__DIRECTION__
Working from the line that contains "Enumerate this screenshot's" down to the last line below, repeat each line exactly.
☆ ☆ ☆ ☆ ☆
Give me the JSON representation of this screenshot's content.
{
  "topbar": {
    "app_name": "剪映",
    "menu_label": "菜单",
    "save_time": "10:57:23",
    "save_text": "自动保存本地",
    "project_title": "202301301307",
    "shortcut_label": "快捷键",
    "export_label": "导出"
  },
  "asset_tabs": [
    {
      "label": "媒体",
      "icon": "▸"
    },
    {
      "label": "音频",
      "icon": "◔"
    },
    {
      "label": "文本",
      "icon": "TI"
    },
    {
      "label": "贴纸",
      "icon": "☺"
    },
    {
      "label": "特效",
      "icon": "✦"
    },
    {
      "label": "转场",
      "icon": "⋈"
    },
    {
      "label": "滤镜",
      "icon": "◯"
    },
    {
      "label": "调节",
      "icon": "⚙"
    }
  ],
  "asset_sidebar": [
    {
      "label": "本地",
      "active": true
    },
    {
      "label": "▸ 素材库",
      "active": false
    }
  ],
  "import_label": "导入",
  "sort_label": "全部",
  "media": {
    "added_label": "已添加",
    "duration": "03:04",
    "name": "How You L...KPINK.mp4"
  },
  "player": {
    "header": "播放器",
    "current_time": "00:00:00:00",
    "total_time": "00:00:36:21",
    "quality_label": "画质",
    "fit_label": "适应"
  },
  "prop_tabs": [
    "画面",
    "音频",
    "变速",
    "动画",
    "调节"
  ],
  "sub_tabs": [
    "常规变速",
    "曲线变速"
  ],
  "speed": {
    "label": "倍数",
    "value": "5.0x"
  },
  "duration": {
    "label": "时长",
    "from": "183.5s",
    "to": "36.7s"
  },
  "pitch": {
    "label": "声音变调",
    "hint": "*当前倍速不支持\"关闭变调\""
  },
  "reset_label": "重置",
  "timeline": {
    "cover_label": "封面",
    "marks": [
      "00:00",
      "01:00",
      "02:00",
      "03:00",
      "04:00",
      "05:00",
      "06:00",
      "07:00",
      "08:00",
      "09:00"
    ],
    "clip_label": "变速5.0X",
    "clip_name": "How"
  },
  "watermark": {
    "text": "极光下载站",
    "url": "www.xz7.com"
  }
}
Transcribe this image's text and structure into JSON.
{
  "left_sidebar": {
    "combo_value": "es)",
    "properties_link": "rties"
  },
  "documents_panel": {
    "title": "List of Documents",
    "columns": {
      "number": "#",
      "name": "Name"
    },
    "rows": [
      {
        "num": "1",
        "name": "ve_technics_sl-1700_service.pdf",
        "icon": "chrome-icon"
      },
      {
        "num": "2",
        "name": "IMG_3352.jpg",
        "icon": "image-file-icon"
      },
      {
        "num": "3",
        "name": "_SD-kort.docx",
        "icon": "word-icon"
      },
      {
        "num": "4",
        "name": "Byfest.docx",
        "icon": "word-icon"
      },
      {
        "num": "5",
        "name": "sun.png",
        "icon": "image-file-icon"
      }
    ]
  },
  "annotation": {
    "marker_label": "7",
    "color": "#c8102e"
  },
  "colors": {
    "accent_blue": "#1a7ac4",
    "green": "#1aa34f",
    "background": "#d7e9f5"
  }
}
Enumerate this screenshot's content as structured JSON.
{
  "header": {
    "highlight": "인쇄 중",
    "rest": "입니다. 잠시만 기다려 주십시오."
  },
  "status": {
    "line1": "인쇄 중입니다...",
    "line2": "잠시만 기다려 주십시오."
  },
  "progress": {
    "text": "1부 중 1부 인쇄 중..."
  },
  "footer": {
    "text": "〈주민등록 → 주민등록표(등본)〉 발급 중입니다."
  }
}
☆ ☆ ☆ ☆ ☆
__SOLUTION TO THIS TASK__
Enumerate this screenshot's content as structured JSON.
{
  "header": {
    "highlight": "인쇄 중",
    "rest": "입니다. 잠시만 기다려 주십시오."
  },
  "status": {
    "line1": "인쇄 중입니다...",
    "line2": "잠시만 기다려 주십시오."
  },
  "progress": {
    "text": "1부 중 1부 인쇄 중..."
  },
  "footer": {
    "text": "〈주민등록 → 주민등록표(등본)〉 발급 중입니다."
  }
}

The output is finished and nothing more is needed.